━━━ EXERCISE INPUTS

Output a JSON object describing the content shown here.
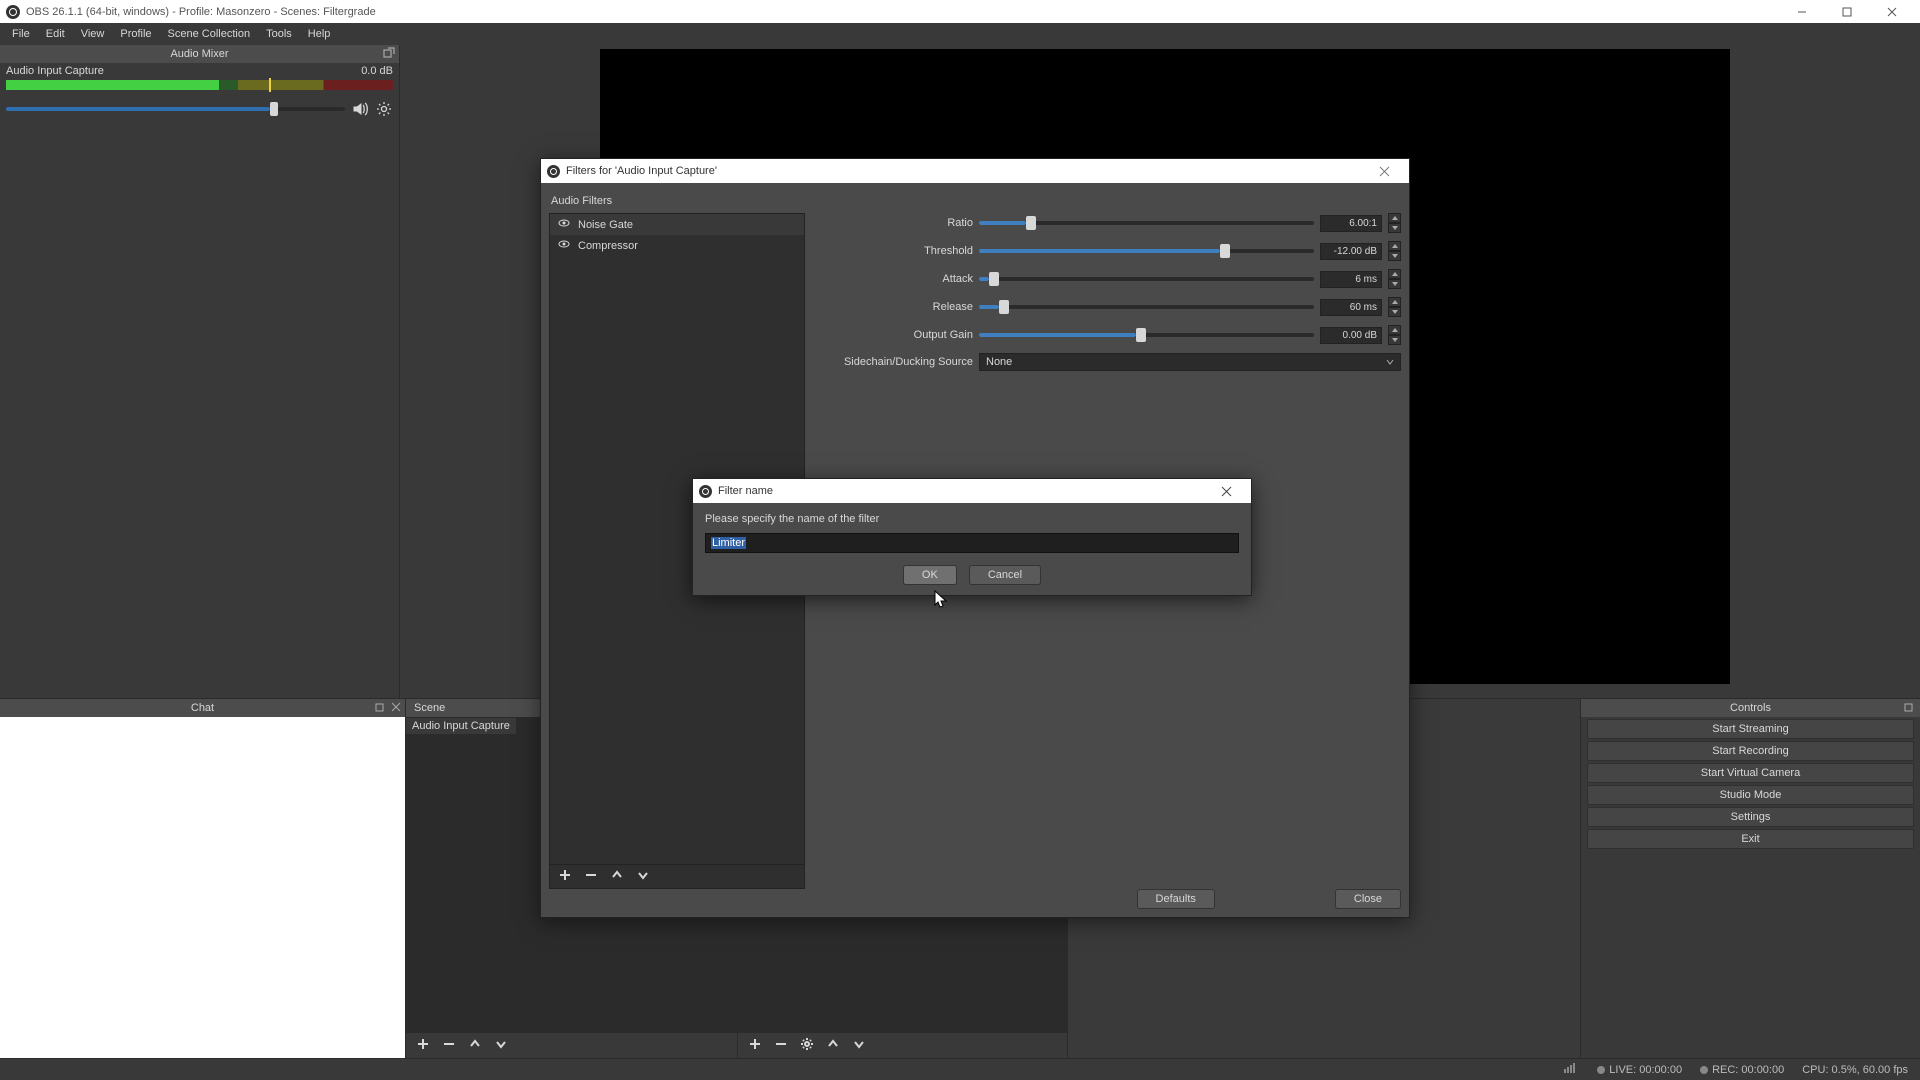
{
  "title": "OBS 26.1.1 (64-bit, windows) - Profile: Masonzero - Scenes: Filtergrade",
  "menu": [
    "File",
    "Edit",
    "View",
    "Profile",
    "Scene Collection",
    "Tools",
    "Help"
  ],
  "mixer": {
    "title": "Audio Mixer",
    "source": "Audio Input Capture",
    "level": "0.0 dB"
  },
  "chat": {
    "title": "Chat"
  },
  "scene": {
    "title": "Scene"
  },
  "source_label": "Audio Input Capture",
  "controls": {
    "title": "Controls",
    "buttons": [
      "Start Streaming",
      "Start Recording",
      "Start Virtual Camera",
      "Studio Mode",
      "Settings",
      "Exit"
    ]
  },
  "status": {
    "live": "LIVE: 00:00:00",
    "rec": "REC: 00:00:00",
    "cpu": "CPU: 0.5%, 60.00 fps"
  },
  "filters_dialog": {
    "title": "Filters for 'Audio Input Capture'",
    "section": "Audio Filters",
    "items": [
      "Noise Gate",
      "Compressor"
    ],
    "props": {
      "ratio": {
        "label": "Ratio",
        "value": "6.00:1",
        "fill": 14
      },
      "threshold": {
        "label": "Threshold",
        "value": "-12.00 dB",
        "fill": 72
      },
      "attack": {
        "label": "Attack",
        "value": "6 ms",
        "fill": 3
      },
      "release": {
        "label": "Release",
        "value": "60 ms",
        "fill": 6
      },
      "gain": {
        "label": "Output Gain",
        "value": "0.00 dB",
        "fill": 47
      },
      "sidechain": {
        "label": "Sidechain/Ducking Source",
        "value": "None"
      }
    },
    "defaults": "Defaults",
    "close": "Close"
  },
  "name_dialog": {
    "title": "Filter name",
    "prompt": "Please specify the name of the filter",
    "value": "Limiter",
    "ok": "OK",
    "cancel": "Cancel"
  }
}
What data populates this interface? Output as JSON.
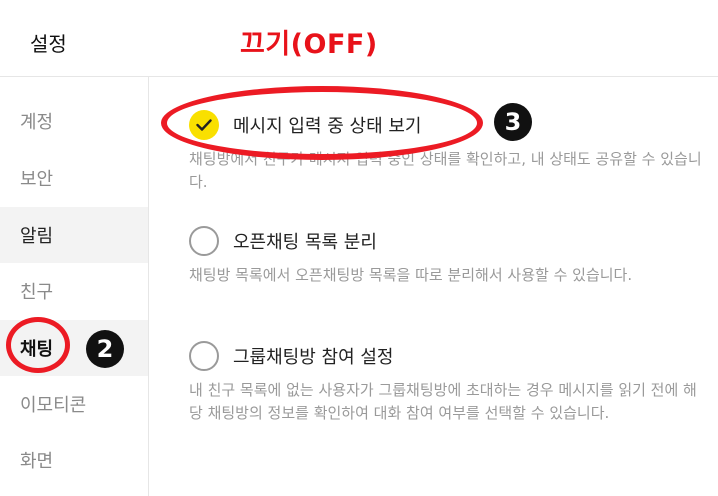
{
  "header": {
    "title": "설정",
    "annotation": "끄기(OFF)"
  },
  "sidebar": {
    "items": [
      {
        "label": "계정"
      },
      {
        "label": "보안"
      },
      {
        "label": "알림"
      },
      {
        "label": "친구"
      },
      {
        "label": "채팅"
      },
      {
        "label": "이모티콘"
      },
      {
        "label": "화면"
      }
    ]
  },
  "options": [
    {
      "label": "메시지 입력 중 상태 보기",
      "checked": true,
      "description": "채팅방에서 친구가 메시지 입력 중인 상태를 확인하고, 내 상태도 공유할 수 있습니다."
    },
    {
      "label": "오픈채팅 목록 분리",
      "checked": false,
      "description": "채팅방 목록에서 오픈채팅방 목록을 따로 분리해서 사용할 수 있습니다."
    },
    {
      "label": "그룹채팅방 참여 설정",
      "checked": false,
      "description": "내 친구 목록에 없는 사용자가 그룹채팅방에 초대하는 경우 메시지를 읽기 전에 해당 채팅방의 정보를 확인하여 대화 참여 여부를 선택할 수 있습니다."
    }
  ],
  "annotations": {
    "badge_sidebar": "2",
    "badge_option": "3",
    "ring_color": "#ec1b24"
  },
  "colors": {
    "accent_check": "#f9e000",
    "annotation_red": "#e8121a"
  }
}
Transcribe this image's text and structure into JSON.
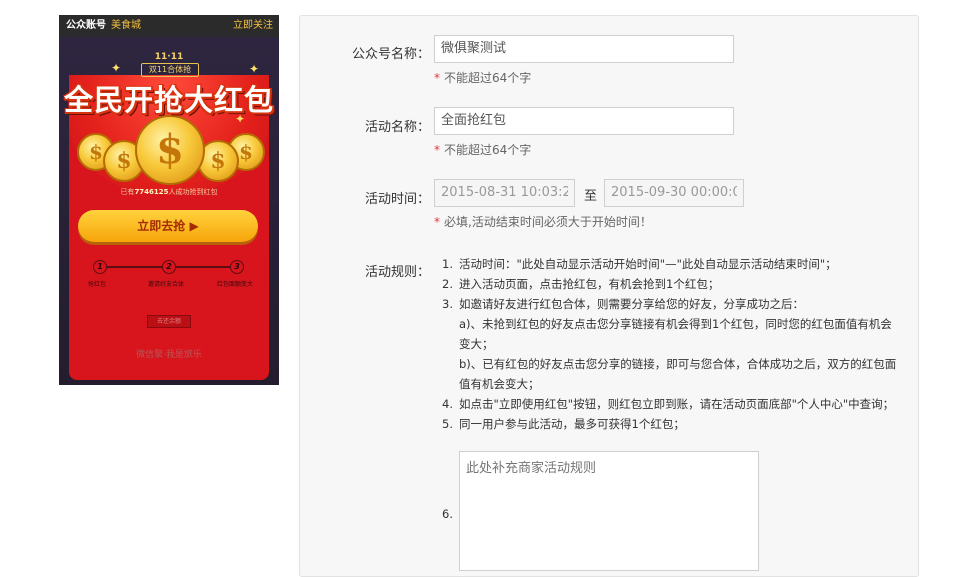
{
  "preview": {
    "account_label": "公众账号",
    "account_name": "美食城",
    "follow_label": "立即关注",
    "promo_tag": "11·11",
    "promo_sub": "双11合体抢",
    "promo_title": "全民开抢大红包",
    "count_prefix": "已有",
    "count_value": "7746125",
    "count_suffix": "人成功抢到红包",
    "grab_button": "立即去抢 ▶",
    "steps": [
      {
        "num": "1",
        "label": "抢红包"
      },
      {
        "num": "2",
        "label": "邀请好友合体"
      },
      {
        "num": "3",
        "label": "红包面额变大"
      }
    ],
    "mini_button": "去还余额",
    "brand": "微信聚·我是旅乐"
  },
  "form": {
    "account_label": "公众号名称：",
    "account_value": "微俱聚测试",
    "account_hint": "不能超过64个字",
    "activity_label": "活动名称：",
    "activity_value": "全面抢红包",
    "activity_hint": "不能超过64个字",
    "time_label": "活动时间：",
    "start_time": "2015-08-31 10:03:2",
    "to_label": "至",
    "end_time": "2015-09-30 00:00:0",
    "time_hint": "必填,活动结束时间必须大于开始时间！",
    "rules_label": "活动规则：",
    "required_mark": "*",
    "rules": [
      {
        "num": "1.",
        "text": "活动时间：\"此处自动显示活动开始时间\"—\"此处自动显示活动结束时间\"；"
      },
      {
        "num": "2.",
        "text": "进入活动页面，点击抢红包，有机会抢到1个红包；"
      },
      {
        "num": "3.",
        "text": "如邀请好友进行红包合体，则需要分享给您的好友，分享成功之后："
      }
    ],
    "rule3_a": "a)、未抢到红包的好友点击您分享链接有机会得到1个红包，同时您的红包面值有机会变大；",
    "rule3_b": "b)、已有红包的好友点击您分享的链接，即可与您合体，合体成功之后，双方的红包面值有机会变大；",
    "rule4_num": "4.",
    "rule4_text": "如点击\"立即使用红包\"按钮，则红包立即到账，请在活动页面底部\"个人中心\"中查询；",
    "rule5_num": "5.",
    "rule5_text": "同一用户参与此活动，最多可获得1个红包；",
    "rule6_num": "6.",
    "rule6_placeholder": "此处补充商家活动规则"
  }
}
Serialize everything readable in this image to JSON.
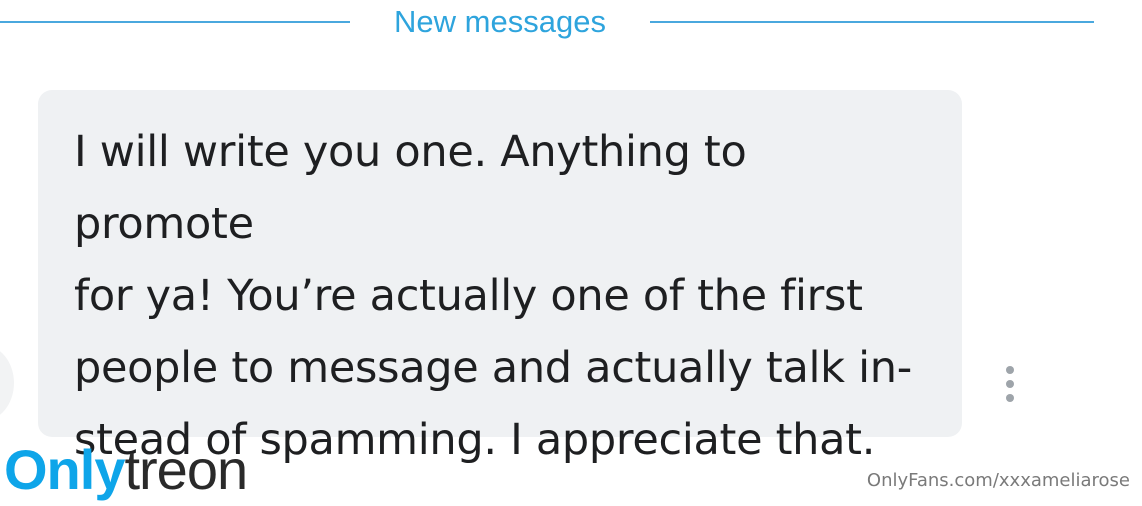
{
  "divider": {
    "label": "New messages",
    "color": "#2ea4dd"
  },
  "message": {
    "lines": [
      "I will write you one. Anything to promote",
      "for ya! You’re actually one of the first",
      "people to message and actually talk in-",
      "stead of spamming. I appreciate that."
    ],
    "bubble_color": "#eff1f3"
  },
  "message_menu": {
    "icon": "more-vertical-icon"
  },
  "watermark": {
    "logo_part1": "Only",
    "logo_part2": "treon",
    "url": "OnlyFans.com/xxxameliarose"
  }
}
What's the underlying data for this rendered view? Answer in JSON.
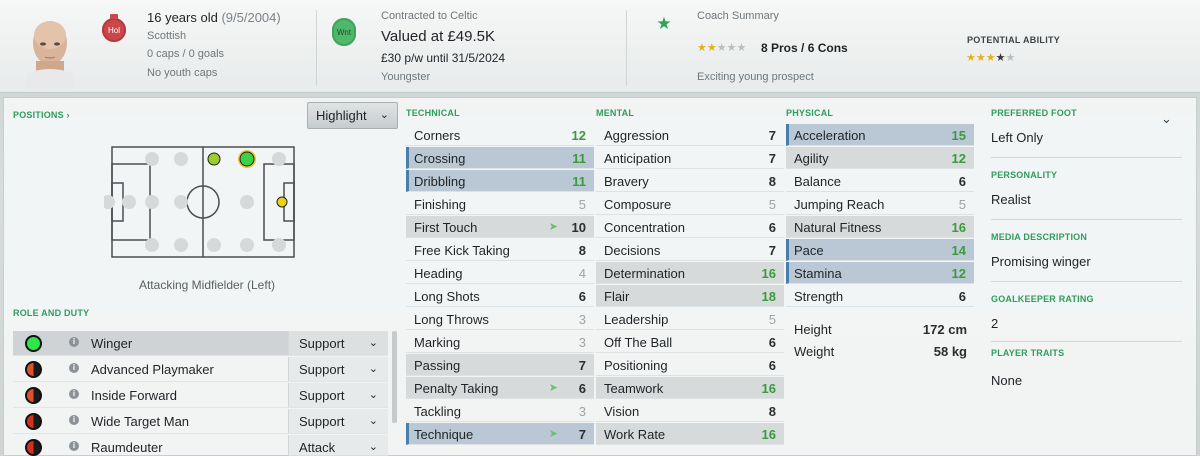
{
  "header": {
    "club_badge_text": "Hol",
    "age_text": "16 years old",
    "dob_text": "(9/5/2004)",
    "nationality": "Scottish",
    "caps": "0 caps / 0 goals",
    "youth_caps": "No youth caps",
    "contract_badge_text": "Wnt",
    "contract": "Contracted to Celtic",
    "value": "Valued at £49.5K",
    "wage": "£30 p/w until 31/5/2024",
    "status": "Youngster",
    "coach_summary_label": "Coach Summary",
    "coach_stars": 1.5,
    "pros_cons": "8 Pros / 6 Cons",
    "prospect": "Exciting young prospect",
    "potential_label": "POTENTIAL ABILITY",
    "potential_stars": 3.5
  },
  "positions": {
    "label": "POSITIONS",
    "highlight_button": "Highlight",
    "caption": "Attacking Midfielder (Left)"
  },
  "roles": {
    "label": "ROLE AND DUTY",
    "items": [
      {
        "name": "Winger",
        "duty": "Support",
        "color": "#2ee64a"
      },
      {
        "name": "Advanced Playmaker",
        "duty": "Support",
        "color": "#d9542e"
      },
      {
        "name": "Inside Forward",
        "duty": "Support",
        "color": "#d9542e"
      },
      {
        "name": "Wide Target Man",
        "duty": "Support",
        "color": "#d0321f"
      },
      {
        "name": "Raumdeuter",
        "duty": "Attack",
        "color": "#d0321f"
      }
    ]
  },
  "technical": {
    "label": "TECHNICAL",
    "rows": [
      {
        "name": "Corners",
        "value": "12"
      },
      {
        "name": "Crossing",
        "value": "11"
      },
      {
        "name": "Dribbling",
        "value": "11"
      },
      {
        "name": "Finishing",
        "value": "5"
      },
      {
        "name": "First Touch",
        "value": "10"
      },
      {
        "name": "Free Kick Taking",
        "value": "8"
      },
      {
        "name": "Heading",
        "value": "4"
      },
      {
        "name": "Long Shots",
        "value": "6"
      },
      {
        "name": "Long Throws",
        "value": "3"
      },
      {
        "name": "Marking",
        "value": "3"
      },
      {
        "name": "Passing",
        "value": "7"
      },
      {
        "name": "Penalty Taking",
        "value": "6"
      },
      {
        "name": "Tackling",
        "value": "3"
      },
      {
        "name": "Technique",
        "value": "7"
      }
    ]
  },
  "mental": {
    "label": "MENTAL",
    "rows": [
      {
        "name": "Aggression",
        "value": "7"
      },
      {
        "name": "Anticipation",
        "value": "7"
      },
      {
        "name": "Bravery",
        "value": "8"
      },
      {
        "name": "Composure",
        "value": "5"
      },
      {
        "name": "Concentration",
        "value": "6"
      },
      {
        "name": "Decisions",
        "value": "7"
      },
      {
        "name": "Determination",
        "value": "16"
      },
      {
        "name": "Flair",
        "value": "18"
      },
      {
        "name": "Leadership",
        "value": "5"
      },
      {
        "name": "Off The Ball",
        "value": "6"
      },
      {
        "name": "Positioning",
        "value": "6"
      },
      {
        "name": "Teamwork",
        "value": "16"
      },
      {
        "name": "Vision",
        "value": "8"
      },
      {
        "name": "Work Rate",
        "value": "16"
      }
    ]
  },
  "physical": {
    "label": "PHYSICAL",
    "rows": [
      {
        "name": "Acceleration",
        "value": "15"
      },
      {
        "name": "Agility",
        "value": "12"
      },
      {
        "name": "Balance",
        "value": "6"
      },
      {
        "name": "Jumping Reach",
        "value": "5"
      },
      {
        "name": "Natural Fitness",
        "value": "16"
      },
      {
        "name": "Pace",
        "value": "14"
      },
      {
        "name": "Stamina",
        "value": "12"
      },
      {
        "name": "Strength",
        "value": "6"
      }
    ],
    "height_label": "Height",
    "height": "172 cm",
    "weight_label": "Weight",
    "weight": "58 kg"
  },
  "info": {
    "preferred_foot_label": "PREFERRED FOOT",
    "preferred_foot": "Left Only",
    "personality_label": "PERSONALITY",
    "personality": "Realist",
    "media_label": "MEDIA DESCRIPTION",
    "media": "Promising winger",
    "gk_label": "GOALKEEPER RATING",
    "gk": "2",
    "traits_label": "PLAYER TRAITS",
    "traits": "None"
  }
}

━━━━━━

*WHAT IS BEING ASKED*.
In the listing above, find each line with the word "image" and copy it.

*EXPECTED ANSWER*.
Transcribe this image's text and structure into JSON.
Serialize everything readable in this image to JSON.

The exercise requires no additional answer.